Write out each line of the listing as it stands, without the images.

## BEGIN Records for this task

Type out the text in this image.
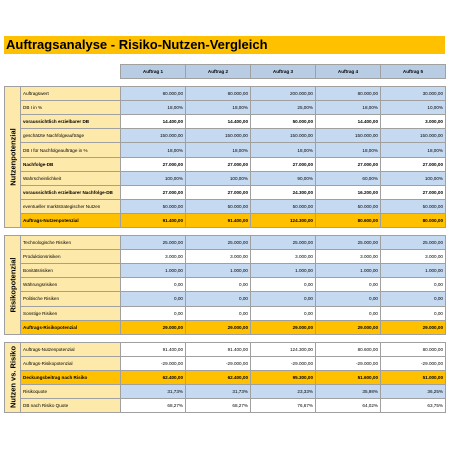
Auftragsanalyse - Risiko-Nutzen-Vergleich
		Auftrag 1	Auftrag 2	Auftrag 3	Auftrag 4	Auftrag 5

Nutzenpotenzial	Auftragswert	80.000,00	80.000,00	200.000,00	80.000,00	30.000,00
	DB I in %	18,00%	18,00%	25,00%	18,00%	10,00%
	voraussichtlich erzielbarer DB	14.400,00	14.400,00	50.000,00	14.400,00	3.000,00
	geschätzte Nachfolgeaufträge	150.000,00	150.000,00	150.000,00	150.000,00	150.000,00
	DB I für Nachfolgeaufträge in %	18,00%	18,00%	18,00%	18,00%	18,00%
	Nachfolge-DB	27.000,00	27.000,00	27.000,00	27.000,00	27.000,00
	Wahrscheinlichkeit	100,00%	100,00%	90,00%	60,00%	100,00%
	voraussichtlich erzielbarer Nachfolge-DB	27.000,00	27.000,00	24.300,00	16.200,00	27.000,00
	eventueller marktstrategischer Nutzen	50.000,00	50.000,00	50.000,00	50.000,00	50.000,00
	Auftrags-Nutzenpotenzial	91.400,00	91.400,00	124.300,00	80.600,00	80.000,00

Risikopotenzial	Technologische Risiken	25.000,00	25.000,00	25.000,00	25.000,00	25.000,00
	Produktionsrisiken	3.000,00	3.000,00	3.000,00	3.000,00	3.000,00
	Bonitätsrisiken	1.000,00	1.000,00	1.000,00	1.000,00	1.000,00
	Währungsrisiken	0,00	0,00	0,00	0,00	0,00
	Politische Risiken	0,00	0,00	0,00	0,00	0,00
	Sonstige Risiken	0,00	0,00	0,00	0,00	0,00
	Auftrags-Risikopotenzial	29.000,00	29.000,00	29.000,00	29.000,00	29.000,00

Nutzen vs. Risiko	Auftrags-Nutzenpotenzial	91.400,00	91.400,00	124.300,00	80.600,00	80.000,00
	Auftrags-Risikopotenzial	-29.000,00	-29.000,00	-29.000,00	-29.000,00	-29.000,00
	Deckungsbeitrag nach Risiko	62.400,00	62.400,00	95.300,00	51.600,00	51.000,00
	Risikoquote	31,73%	31,73%	23,33%	35,98%	36,25%
	DB nach Risiko Quote	68,27%	68,27%	76,67%	64,02%	63,75%
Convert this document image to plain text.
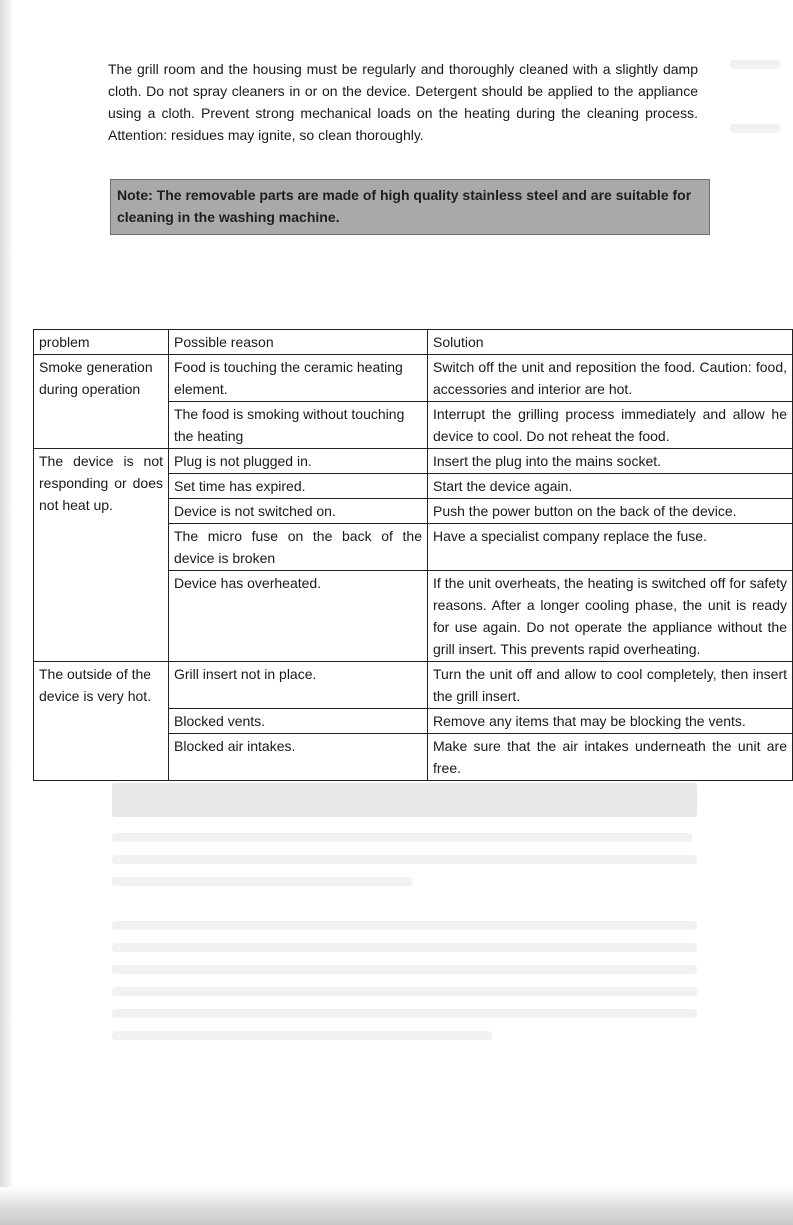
The grill room and the housing must be regularly and thoroughly cleaned with a slightly damp cloth. Do not spray cleaners in or on the device. Detergent should be applied to the appliance using a cloth. Prevent strong mechanical loads on the heating during the cleaning process. Attention: residues may ignite, so clean thoroughly.

Note: The removable parts are made of high quality stainless steel and are suitable for cleaning in the washing machine.
problem	Possible reason	Solution
Smoke generation during operation	Food is touching the ceramic heating element.	Switch off the unit and reposition the food. Caution: food, accessories and interior are hot.
	The food is smoking without touching the heating	Interrupt the grilling process immediately and allow he device to cool. Do not reheat the food.
The device is not responding or does not heat up.	Plug is not plugged in.	Insert the plug into the mains socket.
	Set time has expired.	Start the device again.
	Device is not switched on.	Push the power button on the back of the device.
	The micro fuse on the back of the device is broken	Have a specialist company replace the fuse.
	Device has overheated.	If the unit overheats, the heating is switched off for safety reasons. After a longer cooling phase, the unit is ready for use again. Do not operate the appliance without the grill insert. This prevents rapid overheating.
The outside of the device is very hot.	Grill insert not in place.	Turn the unit off and allow to cool completely, then insert the grill insert.
	Blocked vents.	Remove any items that may be blocking the vents.
	Blocked air intakes.	Make sure that the air intakes underneath the unit are free.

## END Records for this task

# Finished task
Type out the text in this image.
Auftragsanalyse - Risiko-Nutzen-Vergleich
		Auftrag 1	Auftrag 2	Auftrag 3	Auftrag 4	Auftrag 5

Nutzenpotenzial	Auftragswert	80.000,00	80.000,00	200.000,00	80.000,00	30.000,00
	DB I in %	18,00%	18,00%	25,00%	18,00%	10,00%
	voraussichtlich erzielbarer DB	14.400,00	14.400,00	50.000,00	14.400,00	3.000,00
	geschätzte Nachfolgeaufträge	150.000,00	150.000,00	150.000,00	150.000,00	150.000,00
	DB I für Nachfolgeaufträge in %	18,00%	18,00%	18,00%	18,00%	18,00%
	Nachfolge-DB	27.000,00	27.000,00	27.000,00	27.000,00	27.000,00
	Wahrscheinlichkeit	100,00%	100,00%	90,00%	60,00%	100,00%
	voraussichtlich erzielbarer Nachfolge-DB	27.000,00	27.000,00	24.300,00	16.200,00	27.000,00
	eventueller marktstrategischer Nutzen	50.000,00	50.000,00	50.000,00	50.000,00	50.000,00
	Auftrags-Nutzenpotenzial	91.400,00	91.400,00	124.300,00	80.600,00	80.000,00

Risikopotenzial	Technologische Risiken	25.000,00	25.000,00	25.000,00	25.000,00	25.000,00
	Produktionsrisiken	3.000,00	3.000,00	3.000,00	3.000,00	3.000,00
	Bonitätsrisiken	1.000,00	1.000,00	1.000,00	1.000,00	1.000,00
	Währungsrisiken	0,00	0,00	0,00	0,00	0,00
	Politische Risiken	0,00	0,00	0,00	0,00	0,00
	Sonstige Risiken	0,00	0,00	0,00	0,00	0,00
	Auftrags-Risikopotenzial	29.000,00	29.000,00	29.000,00	29.000,00	29.000,00

Nutzen vs. Risiko	Auftrags-Nutzenpotenzial	91.400,00	91.400,00	124.300,00	80.600,00	80.000,00
	Auftrags-Risikopotenzial	-29.000,00	-29.000,00	-29.000,00	-29.000,00	-29.000,00
	Deckungsbeitrag nach Risiko	62.400,00	62.400,00	95.300,00	51.600,00	51.000,00
	Risikoquote	31,73%	31,73%	23,33%	35,98%	36,25%
	DB nach Risiko Quote	68,27%	68,27%	76,67%	64,02%	63,75%
Convert this document image to plain text.
The grill room and the housing must be regularly and thoroughly cleaned with a slightly damp cloth. Do not spray cleaners in or on the device. Detergent should be applied to the appliance using a cloth. Prevent strong mechanical loads on the heating during the cleaning process. Attention: residues may ignite, so clean thoroughly.

Note: The removable parts are made of high quality stainless steel and are suitable for cleaning in the washing machine.
problem	Possible reason	Solution
Smoke generation during operation	Food is touching the ceramic heating element.	Switch off the unit and reposition the food. Caution: food, accessories and interior are hot.
	The food is smoking without touching the heating	Interrupt the grilling process immediately and allow he device to cool. Do not reheat the food.
The device is not responding or does not heat up.	Plug is not plugged in.	Insert the plug into the mains socket.
	Set time has expired.	Start the device again.
	Device is not switched on.	Push the power button on the back of the device.
	The micro fuse on the back of the device is broken	Have a specialist company replace the fuse.
	Device has overheated.	If the unit overheats, the heating is switched off for safety reasons. After a longer cooling phase, the unit is ready for use again. Do not operate the appliance without the grill insert. This prevents rapid overheating.
The outside of the device is very hot.	Grill insert not in place.	Turn the unit off and allow to cool completely, then insert the grill insert.
	Blocked vents.	Remove any items that may be blocking the vents.
	Blocked air intakes.	Make sure that the air intakes underneath the unit are free.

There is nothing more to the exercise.